## start Exercise materials
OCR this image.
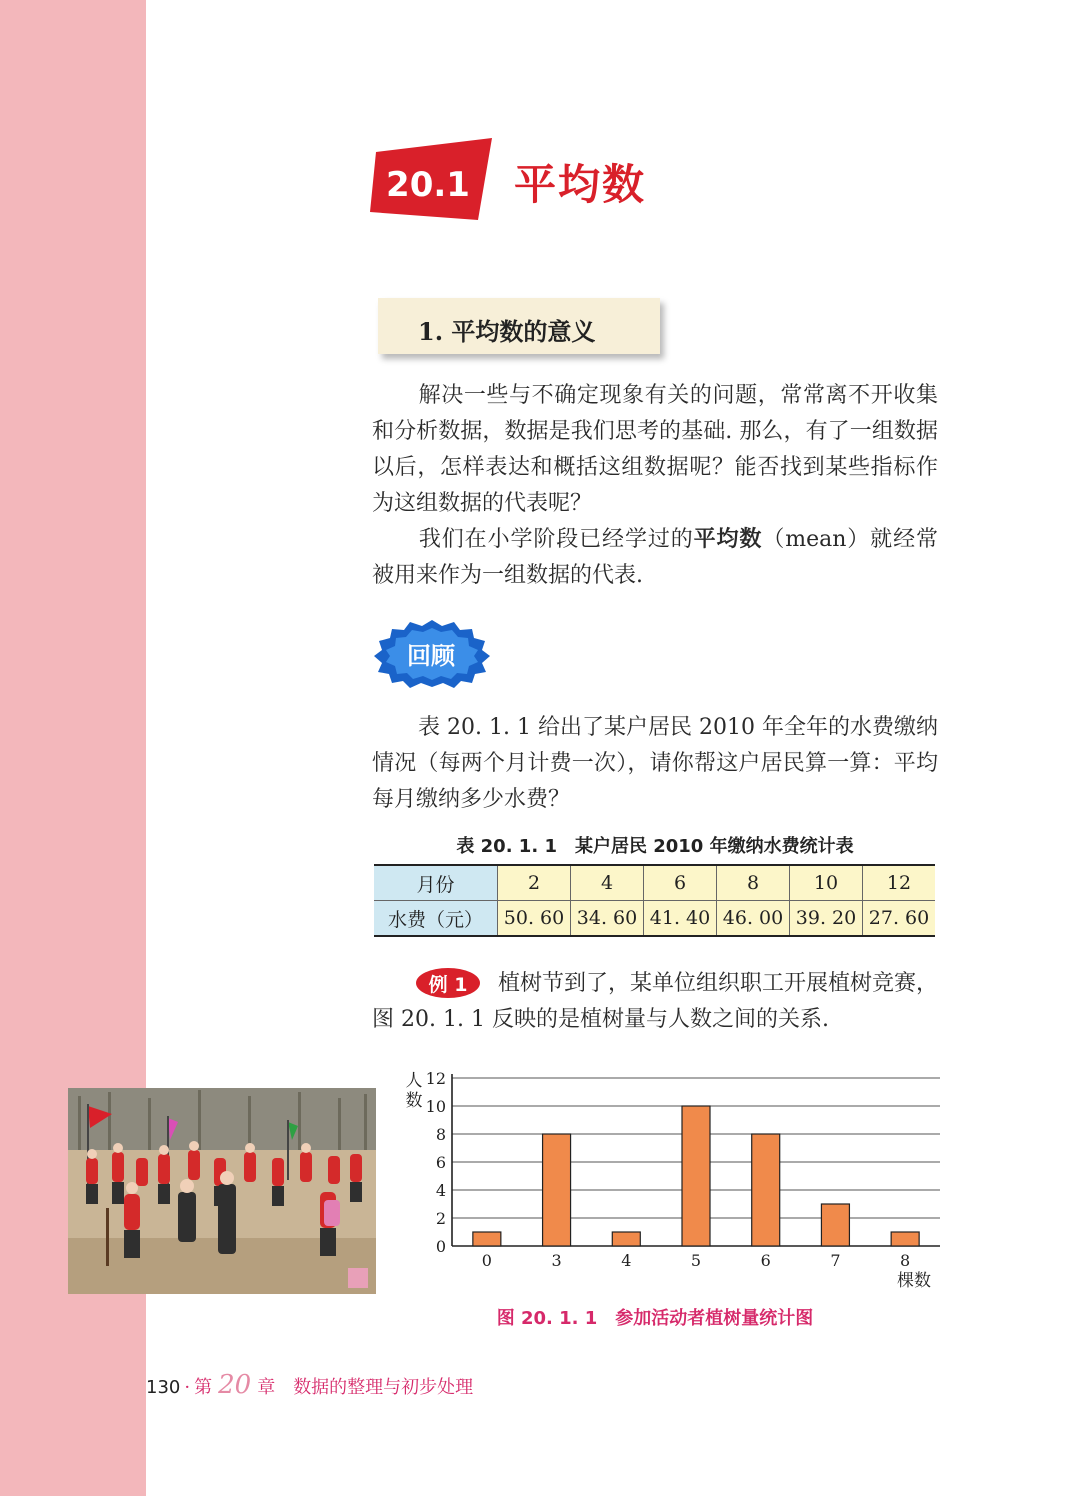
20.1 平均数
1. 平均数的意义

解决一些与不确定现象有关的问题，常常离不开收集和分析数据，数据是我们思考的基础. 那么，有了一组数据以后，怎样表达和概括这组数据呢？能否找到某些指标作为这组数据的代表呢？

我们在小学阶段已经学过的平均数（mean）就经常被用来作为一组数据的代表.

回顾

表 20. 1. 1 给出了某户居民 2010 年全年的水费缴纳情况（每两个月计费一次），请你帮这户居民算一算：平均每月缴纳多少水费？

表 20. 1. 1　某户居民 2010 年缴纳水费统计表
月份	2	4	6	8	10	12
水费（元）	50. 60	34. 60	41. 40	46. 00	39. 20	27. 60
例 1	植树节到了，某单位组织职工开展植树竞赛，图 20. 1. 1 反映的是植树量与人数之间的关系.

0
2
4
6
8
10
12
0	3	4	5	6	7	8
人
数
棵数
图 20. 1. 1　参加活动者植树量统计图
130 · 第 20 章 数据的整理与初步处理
## end Exercise materials
What is needed:
Retype all the records shown above, character for character. Omit every picture.

Correct output:
OCR this image.
20.1 平均数
1. 平均数的意义

解决一些与不确定现象有关的问题，常常离不开收集和分析数据，数据是我们思考的基础. 那么，有了一组数据以后，怎样表达和概括这组数据呢？能否找到某些指标作为这组数据的代表呢？

我们在小学阶段已经学过的平均数（mean）就经常被用来作为一组数据的代表.

回顾

表 20. 1. 1 给出了某户居民 2010 年全年的水费缴纳情况（每两个月计费一次），请你帮这户居民算一算：平均每月缴纳多少水费？

表 20. 1. 1　某户居民 2010 年缴纳水费统计表
月份	2	4	6	8	10	12
水费（元）	50. 60	34. 60	41. 40	46. 00	39. 20	27. 60
例 1	植树节到了，某单位组织职工开展植树竞赛，图 20. 1. 1 反映的是植树量与人数之间的关系.

0
2
4
6
8
10
12
0	3	4	5	6	7	8
人
数
棵数
图 20. 1. 1　参加活动者植树量统计图
130 · 第 20 章 数据的整理与初步处理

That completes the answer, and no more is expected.